Start of EXERCISE INPUTS

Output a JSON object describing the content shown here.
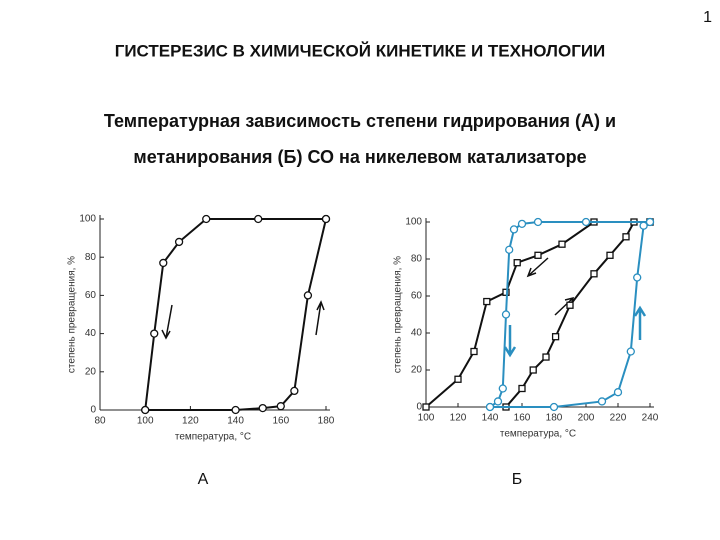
{
  "page_number": "1",
  "heading": "ГИСТЕРЕЗИС В ХИМИЧЕСКОЙ КИНЕТИКЕ И ТЕХНОЛОГИИ",
  "subtitle": [
    "Температурная зависимость степени гидрирования (А) и",
    "метанирования (Б) СО на никелевом катализаторе"
  ],
  "chart_data": [
    {
      "type": "line",
      "caption": "А",
      "xlabel": "температура, °C",
      "ylabel": "степень превращения, %",
      "xlim": [
        80,
        180
      ],
      "xticks": [
        80,
        100,
        120,
        140,
        160,
        180
      ],
      "ylim": [
        0,
        100
      ],
      "yticks": [
        0,
        20,
        40,
        60,
        80,
        100
      ],
      "series": [
        {
          "color": "#111111",
          "marker": "circle",
          "x": [
            180,
            150,
            127,
            115,
            108,
            104,
            100
          ],
          "values": [
            100,
            100,
            100,
            88,
            77,
            40,
            0
          ]
        },
        {
          "color": "#111111",
          "marker": "circle",
          "x": [
            100,
            140,
            152,
            160,
            166,
            172,
            180
          ],
          "values": [
            0,
            0,
            1,
            2,
            10,
            60,
            100
          ]
        }
      ]
    },
    {
      "type": "line",
      "caption": "Б",
      "xlabel": "температура, °C",
      "ylabel": "степень превращения, %",
      "xlim": [
        100,
        240
      ],
      "xticks": [
        100,
        120,
        140,
        160,
        180,
        200,
        220,
        240
      ],
      "ylim": [
        0,
        100
      ],
      "yticks": [
        0,
        20,
        40,
        60,
        80,
        100
      ],
      "series": [
        {
          "color": "#111111",
          "marker": "square",
          "x": [
            100,
            120,
            130,
            138,
            150,
            157,
            170,
            185,
            205,
            240
          ],
          "values": [
            0,
            15,
            30,
            57,
            62,
            78,
            82,
            88,
            100,
            100
          ]
        },
        {
          "color": "#111111",
          "marker": "square",
          "x": [
            150,
            160,
            167,
            175,
            181,
            190,
            205,
            215,
            225,
            230,
            240
          ],
          "values": [
            0,
            10,
            20,
            27,
            38,
            55,
            72,
            82,
            92,
            100,
            100
          ]
        },
        {
          "color": "#2a8fc0",
          "marker": "circle",
          "x": [
            240,
            200,
            170,
            160,
            155,
            152,
            150,
            148,
            145,
            140
          ],
          "values": [
            100,
            100,
            100,
            99,
            96,
            85,
            50,
            10,
            3,
            0
          ]
        },
        {
          "color": "#2a8fc0",
          "marker": "circle",
          "x": [
            140,
            180,
            210,
            220,
            228,
            232,
            236,
            240
          ],
          "values": [
            0,
            0,
            3,
            8,
            30,
            70,
            98,
            100
          ]
        }
      ]
    }
  ]
}
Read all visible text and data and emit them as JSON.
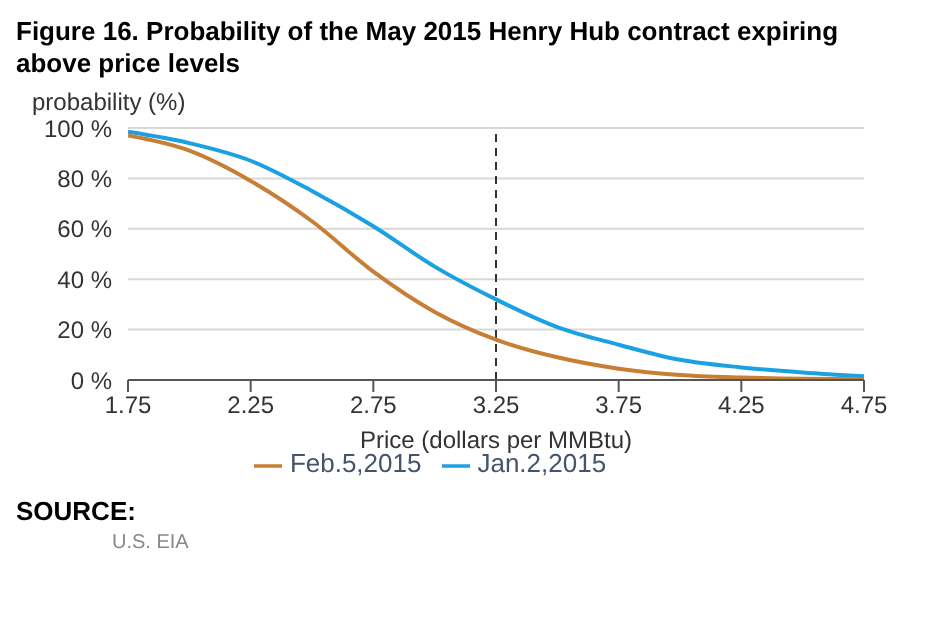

End of EXERCISE INPUTS

◆ **DIRECTION**
Output the data above without changes, apart from leaving out the pictures.

◆ **WRITTEN ANSWER**
Output a JSON object describing the content shown here.
{
  "page_number": "1",
  "heading": "ГИСТЕРЕЗИС В ХИМИЧЕСКОЙ КИНЕТИКЕ И ТЕХНОЛОГИИ",
  "subtitle": [
    "Температурная зависимость степени гидрирования (А) и",
    "метанирования (Б) СО на никелевом катализаторе"
  ],
  "chart_data": [
    {
      "type": "line",
      "caption": "А",
      "xlabel": "температура, °C",
      "ylabel": "степень превращения, %",
      "xlim": [
        80,
        180
      ],
      "xticks": [
        80,
        100,
        120,
        140,
        160,
        180
      ],
      "ylim": [
        0,
        100
      ],
      "yticks": [
        0,
        20,
        40,
        60,
        80,
        100
      ],
      "series": [
        {
          "color": "#111111",
          "marker": "circle",
          "x": [
            180,
            150,
            127,
            115,
            108,
            104,
            100
          ],
          "values": [
            100,
            100,
            100,
            88,
            77,
            40,
            0
          ]
        },
        {
          "color": "#111111",
          "marker": "circle",
          "x": [
            100,
            140,
            152,
            160,
            166,
            172,
            180
          ],
          "values": [
            0,
            0,
            1,
            2,
            10,
            60,
            100
          ]
        }
      ]
    },
    {
      "type": "line",
      "caption": "Б",
      "xlabel": "температура, °C",
      "ylabel": "степень превращения, %",
      "xlim": [
        100,
        240
      ],
      "xticks": [
        100,
        120,
        140,
        160,
        180,
        200,
        220,
        240
      ],
      "ylim": [
        0,
        100
      ],
      "yticks": [
        0,
        20,
        40,
        60,
        80,
        100
      ],
      "series": [
        {
          "color": "#111111",
          "marker": "square",
          "x": [
            100,
            120,
            130,
            138,
            150,
            157,
            170,
            185,
            205,
            240
          ],
          "values": [
            0,
            15,
            30,
            57,
            62,
            78,
            82,
            88,
            100,
            100
          ]
        },
        {
          "color": "#111111",
          "marker": "square",
          "x": [
            150,
            160,
            167,
            175,
            181,
            190,
            205,
            215,
            225,
            230,
            240
          ],
          "values": [
            0,
            10,
            20,
            27,
            38,
            55,
            72,
            82,
            92,
            100,
            100
          ]
        },
        {
          "color": "#2a8fc0",
          "marker": "circle",
          "x": [
            240,
            200,
            170,
            160,
            155,
            152,
            150,
            148,
            145,
            140
          ],
          "values": [
            100,
            100,
            100,
            99,
            96,
            85,
            50,
            10,
            3,
            0
          ]
        },
        {
          "color": "#2a8fc0",
          "marker": "circle",
          "x": [
            140,
            180,
            210,
            220,
            228,
            232,
            236,
            240
          ],
          "values": [
            0,
            0,
            3,
            8,
            30,
            70,
            98,
            100
          ]
        }
      ]
    }
  ]
}
Read all visible text and data and emit them as JSON.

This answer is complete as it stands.